● Your instructions
Search the listing for the string "source" and copy every line that contains it.

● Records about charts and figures
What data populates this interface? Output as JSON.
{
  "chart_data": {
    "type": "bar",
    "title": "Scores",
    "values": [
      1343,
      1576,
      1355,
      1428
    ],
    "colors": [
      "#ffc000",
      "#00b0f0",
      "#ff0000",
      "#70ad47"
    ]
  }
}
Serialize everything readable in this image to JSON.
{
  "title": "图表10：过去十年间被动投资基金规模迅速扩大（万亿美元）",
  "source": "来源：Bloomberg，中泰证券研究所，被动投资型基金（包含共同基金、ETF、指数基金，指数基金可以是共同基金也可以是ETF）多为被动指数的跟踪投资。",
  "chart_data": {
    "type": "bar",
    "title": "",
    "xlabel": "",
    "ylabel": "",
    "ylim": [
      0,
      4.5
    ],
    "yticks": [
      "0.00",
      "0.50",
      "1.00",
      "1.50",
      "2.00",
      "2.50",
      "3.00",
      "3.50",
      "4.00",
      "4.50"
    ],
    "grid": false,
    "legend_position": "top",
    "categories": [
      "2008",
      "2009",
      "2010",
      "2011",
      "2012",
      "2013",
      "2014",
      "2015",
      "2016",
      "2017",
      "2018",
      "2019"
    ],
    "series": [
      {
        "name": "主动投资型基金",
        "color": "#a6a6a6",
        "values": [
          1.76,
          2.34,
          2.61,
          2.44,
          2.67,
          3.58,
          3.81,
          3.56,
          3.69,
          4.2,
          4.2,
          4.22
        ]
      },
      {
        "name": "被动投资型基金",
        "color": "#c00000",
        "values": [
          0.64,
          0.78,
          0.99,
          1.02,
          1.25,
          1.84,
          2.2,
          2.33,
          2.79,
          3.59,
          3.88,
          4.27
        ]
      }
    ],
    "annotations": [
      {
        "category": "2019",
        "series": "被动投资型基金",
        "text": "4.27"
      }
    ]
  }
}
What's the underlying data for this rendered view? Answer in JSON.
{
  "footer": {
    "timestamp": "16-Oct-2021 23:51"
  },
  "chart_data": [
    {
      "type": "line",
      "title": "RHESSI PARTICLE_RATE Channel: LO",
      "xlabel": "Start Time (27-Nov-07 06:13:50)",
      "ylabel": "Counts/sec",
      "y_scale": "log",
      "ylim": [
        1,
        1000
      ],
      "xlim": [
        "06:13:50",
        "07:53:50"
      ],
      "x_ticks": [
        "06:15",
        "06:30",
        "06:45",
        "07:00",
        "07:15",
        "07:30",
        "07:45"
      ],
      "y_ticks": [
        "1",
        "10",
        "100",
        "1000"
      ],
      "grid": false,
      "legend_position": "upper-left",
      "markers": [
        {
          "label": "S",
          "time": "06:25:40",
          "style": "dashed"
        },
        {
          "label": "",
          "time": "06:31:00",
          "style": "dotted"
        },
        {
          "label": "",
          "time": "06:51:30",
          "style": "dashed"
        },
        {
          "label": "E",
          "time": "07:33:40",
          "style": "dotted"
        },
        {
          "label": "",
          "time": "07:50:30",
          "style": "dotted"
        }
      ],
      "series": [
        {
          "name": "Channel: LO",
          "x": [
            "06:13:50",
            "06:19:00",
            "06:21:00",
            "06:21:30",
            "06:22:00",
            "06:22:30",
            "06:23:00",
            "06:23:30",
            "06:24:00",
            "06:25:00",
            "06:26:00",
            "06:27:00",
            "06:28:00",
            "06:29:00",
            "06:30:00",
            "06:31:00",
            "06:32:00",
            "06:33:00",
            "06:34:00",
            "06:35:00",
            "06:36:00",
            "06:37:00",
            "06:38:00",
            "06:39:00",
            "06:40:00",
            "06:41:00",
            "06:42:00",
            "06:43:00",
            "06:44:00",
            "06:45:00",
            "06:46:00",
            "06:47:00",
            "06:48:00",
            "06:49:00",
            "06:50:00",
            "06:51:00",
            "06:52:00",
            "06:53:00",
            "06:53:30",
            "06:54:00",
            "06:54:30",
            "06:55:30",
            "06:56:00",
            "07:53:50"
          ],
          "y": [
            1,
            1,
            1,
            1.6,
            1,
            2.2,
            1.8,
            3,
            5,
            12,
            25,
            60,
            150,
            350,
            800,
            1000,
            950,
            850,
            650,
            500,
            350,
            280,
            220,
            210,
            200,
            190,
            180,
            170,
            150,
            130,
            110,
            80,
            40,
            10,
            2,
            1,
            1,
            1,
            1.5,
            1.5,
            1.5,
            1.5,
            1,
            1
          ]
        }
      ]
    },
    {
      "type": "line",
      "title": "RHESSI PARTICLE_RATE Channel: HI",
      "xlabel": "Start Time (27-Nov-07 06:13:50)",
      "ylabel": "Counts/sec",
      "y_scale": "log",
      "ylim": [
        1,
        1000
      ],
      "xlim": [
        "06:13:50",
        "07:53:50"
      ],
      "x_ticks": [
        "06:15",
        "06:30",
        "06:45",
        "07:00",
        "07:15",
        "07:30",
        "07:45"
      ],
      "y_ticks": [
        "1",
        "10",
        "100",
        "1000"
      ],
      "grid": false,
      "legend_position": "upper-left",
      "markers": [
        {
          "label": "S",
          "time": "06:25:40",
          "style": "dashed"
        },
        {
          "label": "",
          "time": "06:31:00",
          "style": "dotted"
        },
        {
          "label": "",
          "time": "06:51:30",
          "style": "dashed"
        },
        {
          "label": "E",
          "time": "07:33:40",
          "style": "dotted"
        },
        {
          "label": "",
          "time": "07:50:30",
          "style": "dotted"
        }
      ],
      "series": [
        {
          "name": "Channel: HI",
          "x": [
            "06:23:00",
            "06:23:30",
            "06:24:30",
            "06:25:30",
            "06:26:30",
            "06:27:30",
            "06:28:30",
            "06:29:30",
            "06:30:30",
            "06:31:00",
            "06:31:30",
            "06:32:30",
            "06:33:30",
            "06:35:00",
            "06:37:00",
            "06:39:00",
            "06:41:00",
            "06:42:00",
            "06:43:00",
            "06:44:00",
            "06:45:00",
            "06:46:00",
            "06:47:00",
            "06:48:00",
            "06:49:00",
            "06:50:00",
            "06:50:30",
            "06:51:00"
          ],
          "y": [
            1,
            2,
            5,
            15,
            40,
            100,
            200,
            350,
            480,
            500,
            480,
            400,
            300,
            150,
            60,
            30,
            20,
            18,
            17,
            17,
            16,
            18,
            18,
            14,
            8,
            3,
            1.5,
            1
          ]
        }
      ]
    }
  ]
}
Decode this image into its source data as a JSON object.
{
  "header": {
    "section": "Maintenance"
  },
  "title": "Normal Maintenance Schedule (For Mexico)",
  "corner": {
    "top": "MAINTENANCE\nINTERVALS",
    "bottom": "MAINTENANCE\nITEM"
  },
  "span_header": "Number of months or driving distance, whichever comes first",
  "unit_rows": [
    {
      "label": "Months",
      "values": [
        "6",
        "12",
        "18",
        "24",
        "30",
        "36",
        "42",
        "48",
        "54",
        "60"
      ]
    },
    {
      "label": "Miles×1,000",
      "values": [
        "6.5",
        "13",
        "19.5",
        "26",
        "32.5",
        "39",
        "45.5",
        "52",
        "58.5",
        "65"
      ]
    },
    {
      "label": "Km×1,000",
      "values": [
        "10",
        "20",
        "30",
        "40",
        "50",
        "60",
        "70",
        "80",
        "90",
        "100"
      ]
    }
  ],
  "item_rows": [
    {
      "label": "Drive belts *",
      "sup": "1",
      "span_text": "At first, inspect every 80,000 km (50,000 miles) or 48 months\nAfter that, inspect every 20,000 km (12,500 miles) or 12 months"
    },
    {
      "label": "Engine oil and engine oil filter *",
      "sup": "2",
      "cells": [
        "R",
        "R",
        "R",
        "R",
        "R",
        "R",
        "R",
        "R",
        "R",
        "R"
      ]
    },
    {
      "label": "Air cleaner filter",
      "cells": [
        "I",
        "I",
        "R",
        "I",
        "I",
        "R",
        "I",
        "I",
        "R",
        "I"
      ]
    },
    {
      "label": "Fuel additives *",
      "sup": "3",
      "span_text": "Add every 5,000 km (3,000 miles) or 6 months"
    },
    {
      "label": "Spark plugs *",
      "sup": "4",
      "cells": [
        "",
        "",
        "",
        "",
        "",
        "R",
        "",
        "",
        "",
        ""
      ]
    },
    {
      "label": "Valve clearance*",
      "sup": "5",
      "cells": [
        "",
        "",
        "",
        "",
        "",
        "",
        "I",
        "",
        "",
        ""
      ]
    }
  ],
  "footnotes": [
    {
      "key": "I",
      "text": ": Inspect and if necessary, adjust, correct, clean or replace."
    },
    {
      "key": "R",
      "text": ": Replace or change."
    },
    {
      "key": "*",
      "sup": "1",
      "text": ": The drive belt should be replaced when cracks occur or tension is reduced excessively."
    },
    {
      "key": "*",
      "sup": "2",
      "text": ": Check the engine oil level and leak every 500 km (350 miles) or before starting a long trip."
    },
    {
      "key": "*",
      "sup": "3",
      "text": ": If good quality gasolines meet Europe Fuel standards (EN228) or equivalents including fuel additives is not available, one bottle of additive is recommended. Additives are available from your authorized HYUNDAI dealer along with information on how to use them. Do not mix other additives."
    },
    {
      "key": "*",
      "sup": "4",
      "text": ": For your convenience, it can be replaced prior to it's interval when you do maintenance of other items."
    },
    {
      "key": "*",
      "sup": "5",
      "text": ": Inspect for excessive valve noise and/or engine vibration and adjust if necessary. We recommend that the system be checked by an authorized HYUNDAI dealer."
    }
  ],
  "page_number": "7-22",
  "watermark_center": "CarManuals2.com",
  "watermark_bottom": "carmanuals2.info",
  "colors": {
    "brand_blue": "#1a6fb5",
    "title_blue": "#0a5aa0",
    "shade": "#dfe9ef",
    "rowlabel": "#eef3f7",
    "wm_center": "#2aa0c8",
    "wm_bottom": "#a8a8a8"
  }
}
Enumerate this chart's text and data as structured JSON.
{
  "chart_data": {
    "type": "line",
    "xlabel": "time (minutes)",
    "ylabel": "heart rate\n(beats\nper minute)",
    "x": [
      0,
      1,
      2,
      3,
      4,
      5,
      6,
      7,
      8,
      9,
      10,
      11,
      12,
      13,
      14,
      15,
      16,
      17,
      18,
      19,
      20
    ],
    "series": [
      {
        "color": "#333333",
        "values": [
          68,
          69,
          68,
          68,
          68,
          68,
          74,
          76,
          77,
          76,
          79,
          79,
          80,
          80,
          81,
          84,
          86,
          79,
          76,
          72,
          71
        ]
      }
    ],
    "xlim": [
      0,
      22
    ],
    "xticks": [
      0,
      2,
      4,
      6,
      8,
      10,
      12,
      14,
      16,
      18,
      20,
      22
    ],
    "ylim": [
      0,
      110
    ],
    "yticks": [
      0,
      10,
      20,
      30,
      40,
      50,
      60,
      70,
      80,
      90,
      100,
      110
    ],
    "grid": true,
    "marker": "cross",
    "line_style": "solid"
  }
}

● Finished answer
  "source": "来源：Bloomberg，中泰证券研究所，被动投资型基金（包含共同基金、ETF、指数基金，指数基金可以是共同基金也可以是ETF）多为被动指数的跟踪投资。",
Decode this image into its source data as a JSON object.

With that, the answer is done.